# Recorded data
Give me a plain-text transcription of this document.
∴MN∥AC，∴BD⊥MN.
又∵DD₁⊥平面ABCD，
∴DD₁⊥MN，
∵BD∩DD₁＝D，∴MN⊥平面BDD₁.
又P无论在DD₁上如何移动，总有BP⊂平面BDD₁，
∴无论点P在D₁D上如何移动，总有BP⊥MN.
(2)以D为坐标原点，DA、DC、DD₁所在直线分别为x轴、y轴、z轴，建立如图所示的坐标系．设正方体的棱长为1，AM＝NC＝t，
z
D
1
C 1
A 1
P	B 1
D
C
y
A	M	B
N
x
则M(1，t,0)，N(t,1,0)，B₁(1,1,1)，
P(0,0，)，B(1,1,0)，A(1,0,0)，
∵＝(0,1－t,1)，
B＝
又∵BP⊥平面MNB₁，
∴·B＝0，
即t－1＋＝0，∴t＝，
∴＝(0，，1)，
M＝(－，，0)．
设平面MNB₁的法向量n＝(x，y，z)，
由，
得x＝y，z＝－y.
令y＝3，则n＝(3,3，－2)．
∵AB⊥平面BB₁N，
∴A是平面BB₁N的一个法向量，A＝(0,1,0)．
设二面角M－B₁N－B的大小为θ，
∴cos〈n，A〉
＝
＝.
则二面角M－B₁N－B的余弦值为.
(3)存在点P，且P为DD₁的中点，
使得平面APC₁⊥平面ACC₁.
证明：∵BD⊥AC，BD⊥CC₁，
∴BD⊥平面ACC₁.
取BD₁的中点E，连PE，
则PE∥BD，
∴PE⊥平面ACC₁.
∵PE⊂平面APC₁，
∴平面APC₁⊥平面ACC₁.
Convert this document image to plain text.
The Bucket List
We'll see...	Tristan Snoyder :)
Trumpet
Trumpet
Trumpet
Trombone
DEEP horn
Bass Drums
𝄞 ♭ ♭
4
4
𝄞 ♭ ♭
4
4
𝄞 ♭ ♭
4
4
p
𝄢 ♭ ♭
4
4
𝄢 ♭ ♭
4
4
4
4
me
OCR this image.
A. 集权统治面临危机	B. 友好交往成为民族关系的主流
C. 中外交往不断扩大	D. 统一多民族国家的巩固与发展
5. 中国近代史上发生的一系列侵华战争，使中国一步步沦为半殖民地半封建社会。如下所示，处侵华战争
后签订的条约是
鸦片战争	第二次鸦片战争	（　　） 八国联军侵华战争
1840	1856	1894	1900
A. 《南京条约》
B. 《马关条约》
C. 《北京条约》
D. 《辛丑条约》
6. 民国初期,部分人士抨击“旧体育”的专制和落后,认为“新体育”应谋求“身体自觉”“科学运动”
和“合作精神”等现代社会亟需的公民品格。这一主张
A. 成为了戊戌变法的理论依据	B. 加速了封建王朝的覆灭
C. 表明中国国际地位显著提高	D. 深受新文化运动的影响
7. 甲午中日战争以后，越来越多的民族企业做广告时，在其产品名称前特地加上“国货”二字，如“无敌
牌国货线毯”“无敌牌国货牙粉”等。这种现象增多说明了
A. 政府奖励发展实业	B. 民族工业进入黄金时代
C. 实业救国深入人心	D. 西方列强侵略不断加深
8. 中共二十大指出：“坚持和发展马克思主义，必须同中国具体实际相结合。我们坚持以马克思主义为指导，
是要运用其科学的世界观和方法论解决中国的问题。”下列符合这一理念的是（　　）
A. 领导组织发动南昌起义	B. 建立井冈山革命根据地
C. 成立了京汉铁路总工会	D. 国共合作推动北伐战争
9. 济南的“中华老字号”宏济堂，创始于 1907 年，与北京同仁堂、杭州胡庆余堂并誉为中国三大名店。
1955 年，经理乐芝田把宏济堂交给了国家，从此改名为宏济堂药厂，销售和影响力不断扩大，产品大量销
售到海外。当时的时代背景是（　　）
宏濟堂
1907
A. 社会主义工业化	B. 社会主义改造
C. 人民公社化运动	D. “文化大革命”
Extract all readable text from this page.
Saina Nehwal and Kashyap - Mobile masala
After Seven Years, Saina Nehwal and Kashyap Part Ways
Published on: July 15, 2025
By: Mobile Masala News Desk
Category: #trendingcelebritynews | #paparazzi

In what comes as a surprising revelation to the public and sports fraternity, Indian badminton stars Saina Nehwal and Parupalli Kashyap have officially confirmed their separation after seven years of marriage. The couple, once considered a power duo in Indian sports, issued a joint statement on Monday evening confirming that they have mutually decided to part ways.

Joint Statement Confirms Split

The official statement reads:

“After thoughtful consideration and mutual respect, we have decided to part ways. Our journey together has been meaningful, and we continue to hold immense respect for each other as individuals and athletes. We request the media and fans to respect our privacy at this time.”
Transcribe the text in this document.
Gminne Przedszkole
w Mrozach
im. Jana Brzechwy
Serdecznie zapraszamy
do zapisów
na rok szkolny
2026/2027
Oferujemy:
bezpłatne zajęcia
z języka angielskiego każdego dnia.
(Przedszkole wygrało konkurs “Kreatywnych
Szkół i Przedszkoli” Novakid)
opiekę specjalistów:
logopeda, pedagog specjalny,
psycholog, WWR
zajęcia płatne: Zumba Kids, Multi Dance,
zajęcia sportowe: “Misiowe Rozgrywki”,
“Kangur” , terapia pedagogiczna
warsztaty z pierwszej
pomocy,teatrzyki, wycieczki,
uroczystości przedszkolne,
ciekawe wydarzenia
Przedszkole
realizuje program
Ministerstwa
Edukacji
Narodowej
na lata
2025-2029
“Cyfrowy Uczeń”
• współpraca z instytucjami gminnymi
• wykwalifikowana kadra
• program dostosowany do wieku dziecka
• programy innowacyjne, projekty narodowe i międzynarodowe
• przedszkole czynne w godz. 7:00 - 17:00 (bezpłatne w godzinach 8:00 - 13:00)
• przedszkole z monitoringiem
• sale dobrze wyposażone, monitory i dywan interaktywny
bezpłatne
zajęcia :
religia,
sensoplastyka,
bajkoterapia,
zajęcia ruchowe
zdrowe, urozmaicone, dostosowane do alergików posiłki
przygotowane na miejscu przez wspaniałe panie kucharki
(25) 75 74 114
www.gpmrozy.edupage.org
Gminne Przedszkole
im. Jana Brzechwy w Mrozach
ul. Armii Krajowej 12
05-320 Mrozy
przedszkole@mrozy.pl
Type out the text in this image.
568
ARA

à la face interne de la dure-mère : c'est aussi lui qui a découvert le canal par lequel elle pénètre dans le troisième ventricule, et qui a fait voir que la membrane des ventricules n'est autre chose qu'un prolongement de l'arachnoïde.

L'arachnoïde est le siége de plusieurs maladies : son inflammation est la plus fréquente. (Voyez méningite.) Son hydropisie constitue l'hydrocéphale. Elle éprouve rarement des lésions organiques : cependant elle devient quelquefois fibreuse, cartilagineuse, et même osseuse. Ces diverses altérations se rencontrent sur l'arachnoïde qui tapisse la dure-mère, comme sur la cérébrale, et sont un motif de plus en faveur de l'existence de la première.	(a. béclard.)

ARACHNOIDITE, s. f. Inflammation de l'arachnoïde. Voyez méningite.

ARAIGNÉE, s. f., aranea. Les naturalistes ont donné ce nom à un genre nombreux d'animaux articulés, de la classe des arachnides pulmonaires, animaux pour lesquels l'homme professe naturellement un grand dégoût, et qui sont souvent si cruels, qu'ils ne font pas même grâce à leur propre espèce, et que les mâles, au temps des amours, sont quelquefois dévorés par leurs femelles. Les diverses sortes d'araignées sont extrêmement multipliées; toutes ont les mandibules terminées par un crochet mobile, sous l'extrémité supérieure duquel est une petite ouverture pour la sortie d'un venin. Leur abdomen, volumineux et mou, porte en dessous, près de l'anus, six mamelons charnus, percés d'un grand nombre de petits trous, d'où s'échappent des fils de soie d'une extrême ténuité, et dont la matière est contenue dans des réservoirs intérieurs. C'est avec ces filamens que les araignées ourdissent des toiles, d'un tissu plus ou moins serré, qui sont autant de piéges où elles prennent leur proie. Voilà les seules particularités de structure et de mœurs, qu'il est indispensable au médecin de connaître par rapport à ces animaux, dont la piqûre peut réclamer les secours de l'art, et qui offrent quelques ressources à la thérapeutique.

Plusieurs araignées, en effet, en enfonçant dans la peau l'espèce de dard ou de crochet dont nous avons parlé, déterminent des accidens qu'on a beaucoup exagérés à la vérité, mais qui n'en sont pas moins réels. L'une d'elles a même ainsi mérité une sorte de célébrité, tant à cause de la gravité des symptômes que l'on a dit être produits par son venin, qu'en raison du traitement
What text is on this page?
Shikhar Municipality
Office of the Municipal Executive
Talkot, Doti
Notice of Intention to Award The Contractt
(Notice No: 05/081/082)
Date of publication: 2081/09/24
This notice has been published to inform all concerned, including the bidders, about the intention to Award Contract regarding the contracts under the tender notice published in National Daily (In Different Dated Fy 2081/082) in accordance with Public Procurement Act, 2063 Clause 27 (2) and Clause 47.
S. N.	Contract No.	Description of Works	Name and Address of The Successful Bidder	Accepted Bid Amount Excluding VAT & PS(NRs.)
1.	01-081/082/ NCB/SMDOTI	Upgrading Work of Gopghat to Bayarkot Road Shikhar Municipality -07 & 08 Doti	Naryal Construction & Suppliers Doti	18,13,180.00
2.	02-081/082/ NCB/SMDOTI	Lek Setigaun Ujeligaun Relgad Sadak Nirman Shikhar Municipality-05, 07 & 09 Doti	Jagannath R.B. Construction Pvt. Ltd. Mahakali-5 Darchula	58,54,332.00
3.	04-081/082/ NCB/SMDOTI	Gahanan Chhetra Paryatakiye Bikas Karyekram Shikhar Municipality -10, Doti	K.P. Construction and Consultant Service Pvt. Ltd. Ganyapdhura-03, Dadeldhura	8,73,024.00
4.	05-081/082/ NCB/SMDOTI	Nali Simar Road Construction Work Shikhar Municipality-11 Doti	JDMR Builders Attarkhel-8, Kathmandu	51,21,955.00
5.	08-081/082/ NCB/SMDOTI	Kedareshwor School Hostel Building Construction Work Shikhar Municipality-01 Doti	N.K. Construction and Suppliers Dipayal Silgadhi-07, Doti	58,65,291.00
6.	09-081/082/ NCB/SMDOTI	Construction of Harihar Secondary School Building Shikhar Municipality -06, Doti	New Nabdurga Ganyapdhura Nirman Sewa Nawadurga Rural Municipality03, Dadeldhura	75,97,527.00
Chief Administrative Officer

# Directive
Give nothing but the number of lines containing the string "espèce".

# Problem solution
2